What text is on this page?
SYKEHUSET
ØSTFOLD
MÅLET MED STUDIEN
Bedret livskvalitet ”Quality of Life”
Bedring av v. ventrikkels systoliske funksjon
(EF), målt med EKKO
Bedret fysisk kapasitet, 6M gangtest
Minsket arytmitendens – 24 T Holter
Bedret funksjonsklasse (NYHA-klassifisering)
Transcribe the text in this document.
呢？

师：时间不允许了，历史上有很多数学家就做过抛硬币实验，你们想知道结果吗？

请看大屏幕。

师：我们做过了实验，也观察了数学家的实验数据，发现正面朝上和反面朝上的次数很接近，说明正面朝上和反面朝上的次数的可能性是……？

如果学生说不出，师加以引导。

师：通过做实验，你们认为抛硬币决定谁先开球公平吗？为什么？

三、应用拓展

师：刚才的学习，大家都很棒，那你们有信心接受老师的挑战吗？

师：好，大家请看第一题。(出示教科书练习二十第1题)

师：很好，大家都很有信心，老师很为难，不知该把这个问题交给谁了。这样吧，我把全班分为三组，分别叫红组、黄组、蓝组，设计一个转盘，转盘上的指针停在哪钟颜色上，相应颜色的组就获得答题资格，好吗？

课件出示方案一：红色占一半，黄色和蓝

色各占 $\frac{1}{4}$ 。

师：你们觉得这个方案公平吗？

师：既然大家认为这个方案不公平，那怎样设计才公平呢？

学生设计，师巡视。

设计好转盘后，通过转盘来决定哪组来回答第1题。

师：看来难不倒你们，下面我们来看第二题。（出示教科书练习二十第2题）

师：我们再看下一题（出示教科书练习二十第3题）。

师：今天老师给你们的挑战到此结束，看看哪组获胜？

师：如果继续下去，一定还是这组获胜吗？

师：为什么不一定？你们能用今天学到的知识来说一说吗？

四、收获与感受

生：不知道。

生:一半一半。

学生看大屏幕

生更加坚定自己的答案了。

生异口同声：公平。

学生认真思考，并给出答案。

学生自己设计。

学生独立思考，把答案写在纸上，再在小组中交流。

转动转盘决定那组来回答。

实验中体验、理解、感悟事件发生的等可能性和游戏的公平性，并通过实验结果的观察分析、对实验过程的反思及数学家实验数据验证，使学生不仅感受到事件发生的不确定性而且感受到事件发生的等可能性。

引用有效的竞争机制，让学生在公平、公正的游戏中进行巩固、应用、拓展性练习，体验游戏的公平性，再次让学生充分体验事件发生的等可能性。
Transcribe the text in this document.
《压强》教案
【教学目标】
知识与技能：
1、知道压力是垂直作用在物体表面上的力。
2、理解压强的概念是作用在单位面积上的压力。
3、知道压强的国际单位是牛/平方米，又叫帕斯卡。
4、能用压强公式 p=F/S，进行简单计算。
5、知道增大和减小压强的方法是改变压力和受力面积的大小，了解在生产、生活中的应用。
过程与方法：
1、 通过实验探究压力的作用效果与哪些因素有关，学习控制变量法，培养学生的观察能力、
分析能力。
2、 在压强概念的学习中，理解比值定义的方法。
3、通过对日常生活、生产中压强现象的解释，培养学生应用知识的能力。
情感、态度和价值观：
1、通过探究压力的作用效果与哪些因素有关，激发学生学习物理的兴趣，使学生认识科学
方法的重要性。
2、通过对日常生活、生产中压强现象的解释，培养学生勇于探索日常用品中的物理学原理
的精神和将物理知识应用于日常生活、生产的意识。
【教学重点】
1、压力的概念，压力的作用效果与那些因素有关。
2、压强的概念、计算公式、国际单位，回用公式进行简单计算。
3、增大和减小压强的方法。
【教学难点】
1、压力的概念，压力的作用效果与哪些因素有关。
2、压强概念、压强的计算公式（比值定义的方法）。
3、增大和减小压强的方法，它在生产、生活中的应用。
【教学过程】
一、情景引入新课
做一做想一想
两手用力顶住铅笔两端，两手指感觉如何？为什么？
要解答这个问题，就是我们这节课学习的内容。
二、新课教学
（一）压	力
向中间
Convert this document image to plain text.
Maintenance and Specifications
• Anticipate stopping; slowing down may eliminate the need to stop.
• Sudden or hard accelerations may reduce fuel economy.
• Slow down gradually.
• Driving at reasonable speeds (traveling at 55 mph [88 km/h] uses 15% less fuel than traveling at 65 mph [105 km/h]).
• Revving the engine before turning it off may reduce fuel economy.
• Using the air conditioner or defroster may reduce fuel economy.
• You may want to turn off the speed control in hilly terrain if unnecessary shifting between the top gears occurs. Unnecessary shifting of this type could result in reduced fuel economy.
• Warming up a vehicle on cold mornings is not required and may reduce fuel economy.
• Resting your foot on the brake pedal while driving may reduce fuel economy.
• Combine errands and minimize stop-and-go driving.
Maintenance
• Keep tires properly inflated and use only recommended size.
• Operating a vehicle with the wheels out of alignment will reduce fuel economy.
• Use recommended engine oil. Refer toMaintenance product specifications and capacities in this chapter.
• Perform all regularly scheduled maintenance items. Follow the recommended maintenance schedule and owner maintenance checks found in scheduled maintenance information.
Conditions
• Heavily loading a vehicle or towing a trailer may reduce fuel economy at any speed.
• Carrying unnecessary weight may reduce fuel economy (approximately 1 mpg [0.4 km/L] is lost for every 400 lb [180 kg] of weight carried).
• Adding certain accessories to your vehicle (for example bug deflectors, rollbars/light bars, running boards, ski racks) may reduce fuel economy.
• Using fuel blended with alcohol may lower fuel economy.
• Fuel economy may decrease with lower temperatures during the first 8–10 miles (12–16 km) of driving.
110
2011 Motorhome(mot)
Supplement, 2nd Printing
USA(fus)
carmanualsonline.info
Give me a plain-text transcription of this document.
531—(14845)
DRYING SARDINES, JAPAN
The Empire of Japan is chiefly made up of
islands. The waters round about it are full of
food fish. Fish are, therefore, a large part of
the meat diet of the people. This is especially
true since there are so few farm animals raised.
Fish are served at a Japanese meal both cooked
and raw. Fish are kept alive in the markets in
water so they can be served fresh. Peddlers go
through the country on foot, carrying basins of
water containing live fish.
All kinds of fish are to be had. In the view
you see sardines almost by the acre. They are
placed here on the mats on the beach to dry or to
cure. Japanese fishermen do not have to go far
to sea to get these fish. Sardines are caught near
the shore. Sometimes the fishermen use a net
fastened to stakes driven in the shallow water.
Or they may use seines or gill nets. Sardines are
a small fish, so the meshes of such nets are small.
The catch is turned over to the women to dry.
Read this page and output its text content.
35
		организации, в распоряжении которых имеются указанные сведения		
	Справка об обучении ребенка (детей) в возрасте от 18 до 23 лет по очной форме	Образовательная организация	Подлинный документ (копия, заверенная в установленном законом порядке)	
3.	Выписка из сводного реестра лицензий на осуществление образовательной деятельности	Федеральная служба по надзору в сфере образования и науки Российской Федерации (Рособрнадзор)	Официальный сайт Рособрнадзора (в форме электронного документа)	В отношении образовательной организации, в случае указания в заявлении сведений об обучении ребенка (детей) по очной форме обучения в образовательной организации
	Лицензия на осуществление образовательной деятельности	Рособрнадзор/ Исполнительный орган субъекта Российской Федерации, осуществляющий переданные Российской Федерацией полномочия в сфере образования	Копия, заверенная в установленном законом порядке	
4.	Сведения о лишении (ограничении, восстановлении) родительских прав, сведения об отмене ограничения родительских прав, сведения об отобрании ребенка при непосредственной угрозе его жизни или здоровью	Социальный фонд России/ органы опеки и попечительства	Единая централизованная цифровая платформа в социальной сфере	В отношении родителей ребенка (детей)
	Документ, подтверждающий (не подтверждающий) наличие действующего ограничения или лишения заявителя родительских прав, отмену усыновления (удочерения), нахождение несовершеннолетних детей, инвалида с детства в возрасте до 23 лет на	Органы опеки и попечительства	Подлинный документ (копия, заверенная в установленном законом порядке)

=-=-=

WHAT NEEDS TO BE DONE
Quote the whole listing above, leaving nothing out.

TASK SOLUTION
What text is on this page?
SYKEHUSET
ØSTFOLD
MÅLET MED STUDIEN
Bedret livskvalitet ”Quality of Life”
Bedring av v. ventrikkels systoliske funksjon
(EF), målt med EKKO
Bedret fysisk kapasitet, 6M gangtest
Minsket arytmitendens – 24 T Holter
Bedret funksjonsklasse (NYHA-klassifisering)
Transcribe the text in this document.
呢？

师：时间不允许了，历史上有很多数学家就做过抛硬币实验，你们想知道结果吗？

请看大屏幕。

师：我们做过了实验，也观察了数学家的实验数据，发现正面朝上和反面朝上的次数很接近，说明正面朝上和反面朝上的次数的可能性是……？

如果学生说不出，师加以引导。

师：通过做实验，你们认为抛硬币决定谁先开球公平吗？为什么？

三、应用拓展

师：刚才的学习，大家都很棒，那你们有信心接受老师的挑战吗？

师：好，大家请看第一题。(出示教科书练习二十第1题)

师：很好，大家都很有信心，老师很为难，不知该把这个问题交给谁了。这样吧，我把全班分为三组，分别叫红组、黄组、蓝组，设计一个转盘，转盘上的指针停在哪钟颜色上，相应颜色的组就获得答题资格，好吗？

课件出示方案一：红色占一半，黄色和蓝

色各占 $\frac{1}{4}$ 。

师：你们觉得这个方案公平吗？

师：既然大家认为这个方案不公平，那怎样设计才公平呢？

学生设计，师巡视。

设计好转盘后，通过转盘来决定哪组来回答第1题。

师：看来难不倒你们，下面我们来看第二题。（出示教科书练习二十第2题）

师：我们再看下一题（出示教科书练习二十第3题）。

师：今天老师给你们的挑战到此结束，看看哪组获胜？

师：如果继续下去，一定还是这组获胜吗？

师：为什么不一定？你们能用今天学到的知识来说一说吗？

四、收获与感受

生：不知道。

生:一半一半。

学生看大屏幕

生更加坚定自己的答案了。

生异口同声：公平。

学生认真思考，并给出答案。

学生自己设计。

学生独立思考，把答案写在纸上，再在小组中交流。

转动转盘决定那组来回答。

实验中体验、理解、感悟事件发生的等可能性和游戏的公平性，并通过实验结果的观察分析、对实验过程的反思及数学家实验数据验证，使学生不仅感受到事件发生的不确定性而且感受到事件发生的等可能性。

引用有效的竞争机制，让学生在公平、公正的游戏中进行巩固、应用、拓展性练习，体验游戏的公平性，再次让学生充分体验事件发生的等可能性。
Transcribe the text in this document.
《压强》教案
【教学目标】
知识与技能：
1、知道压力是垂直作用在物体表面上的力。
2、理解压强的概念是作用在单位面积上的压力。
3、知道压强的国际单位是牛/平方米，又叫帕斯卡。
4、能用压强公式 p=F/S，进行简单计算。
5、知道增大和减小压强的方法是改变压力和受力面积的大小，了解在生产、生活中的应用。
过程与方法：
1、 通过实验探究压力的作用效果与哪些因素有关，学习控制变量法，培养学生的观察能力、
分析能力。
2、 在压强概念的学习中，理解比值定义的方法。
3、通过对日常生活、生产中压强现象的解释，培养学生应用知识的能力。
情感、态度和价值观：
1、通过探究压力的作用效果与哪些因素有关，激发学生学习物理的兴趣，使学生认识科学
方法的重要性。
2、通过对日常生活、生产中压强现象的解释，培养学生勇于探索日常用品中的物理学原理
的精神和将物理知识应用于日常生活、生产的意识。
【教学重点】
1、压力的概念，压力的作用效果与那些因素有关。
2、压强的概念、计算公式、国际单位，回用公式进行简单计算。
3、增大和减小压强的方法。
【教学难点】
1、压力的概念，压力的作用效果与哪些因素有关。
2、压强概念、压强的计算公式（比值定义的方法）。
3、增大和减小压强的方法，它在生产、生活中的应用。
【教学过程】
一、情景引入新课
做一做想一想
两手用力顶住铅笔两端，两手指感觉如何？为什么？
要解答这个问题，就是我们这节课学习的内容。
二、新课教学
（一）压	力
向中间
Convert this document image to plain text.
Maintenance and Specifications
• Anticipate stopping; slowing down may eliminate the need to stop.
• Sudden or hard accelerations may reduce fuel economy.
• Slow down gradually.
• Driving at reasonable speeds (traveling at 55 mph [88 km/h] uses 15% less fuel than traveling at 65 mph [105 km/h]).
• Revving the engine before turning it off may reduce fuel economy.
• Using the air conditioner or defroster may reduce fuel economy.
• You may want to turn off the speed control in hilly terrain if unnecessary shifting between the top gears occurs. Unnecessary shifting of this type could result in reduced fuel economy.
• Warming up a vehicle on cold mornings is not required and may reduce fuel economy.
• Resting your foot on the brake pedal while driving may reduce fuel economy.
• Combine errands and minimize stop-and-go driving.
Maintenance
• Keep tires properly inflated and use only recommended size.
• Operating a vehicle with the wheels out of alignment will reduce fuel economy.
• Use recommended engine oil. Refer toMaintenance product specifications and capacities in this chapter.
• Perform all regularly scheduled maintenance items. Follow the recommended maintenance schedule and owner maintenance checks found in scheduled maintenance information.
Conditions
• Heavily loading a vehicle or towing a trailer may reduce fuel economy at any speed.
• Carrying unnecessary weight may reduce fuel economy (approximately 1 mpg [0.4 km/L] is lost for every 400 lb [180 kg] of weight carried).
• Adding certain accessories to your vehicle (for example bug deflectors, rollbars/light bars, running boards, ski racks) may reduce fuel economy.
• Using fuel blended with alcohol may lower fuel economy.
• Fuel economy may decrease with lower temperatures during the first 8–10 miles (12–16 km) of driving.
110
2011 Motorhome(mot)
Supplement, 2nd Printing
USA(fus)
carmanualsonline.info
Give me a plain-text transcription of this document.
531—(14845)
DRYING SARDINES, JAPAN
The Empire of Japan is chiefly made up of
islands. The waters round about it are full of
food fish. Fish are, therefore, a large part of
the meat diet of the people. This is especially
true since there are so few farm animals raised.
Fish are served at a Japanese meal both cooked
and raw. Fish are kept alive in the markets in
water so they can be served fresh. Peddlers go
through the country on foot, carrying basins of
water containing live fish.
All kinds of fish are to be had. In the view
you see sardines almost by the acre. They are
placed here on the mats on the beach to dry or to
cure. Japanese fishermen do not have to go far
to sea to get these fish. Sardines are caught near
the shore. Sometimes the fishermen use a net
fastened to stakes driven in the shallow water.
Or they may use seines or gill nets. Sardines are
a small fish, so the meshes of such nets are small.
The catch is turned over to the women to dry.
Read this page and output its text content.
35
		организации, в распоряжении которых имеются указанные сведения		
	Справка об обучении ребенка (детей) в возрасте от 18 до 23 лет по очной форме	Образовательная организация	Подлинный документ (копия, заверенная в установленном законом порядке)	
3.	Выписка из сводного реестра лицензий на осуществление образовательной деятельности	Федеральная служба по надзору в сфере образования и науки Российской Федерации (Рособрнадзор)	Официальный сайт Рособрнадзора (в форме электронного документа)	В отношении образовательной организации, в случае указания в заявлении сведений об обучении ребенка (детей) по очной форме обучения в образовательной организации
	Лицензия на осуществление образовательной деятельности	Рособрнадзор/ Исполнительный орган субъекта Российской Федерации, осуществляющий переданные Российской Федерацией полномочия в сфере образования	Копия, заверенная в установленном законом порядке	
4.	Сведения о лишении (ограничении, восстановлении) родительских прав, сведения об отмене ограничения родительских прав, сведения об отобрании ребенка при непосредственной угрозе его жизни или здоровью	Социальный фонд России/ органы опеки и попечительства	Единая централизованная цифровая платформа в социальной сфере	В отношении родителей ребенка (детей)
	Документ, подтверждающий (не подтверждающий) наличие действующего ограничения или лишения заявителя родительских прав, отмену усыновления (удочерения), нахождение несовершеннолетних детей, инвалида с детства в возрасте до 23 лет на	Органы опеки и попечительства	Подлинный документ (копия, заверенная в установленном законом порядке)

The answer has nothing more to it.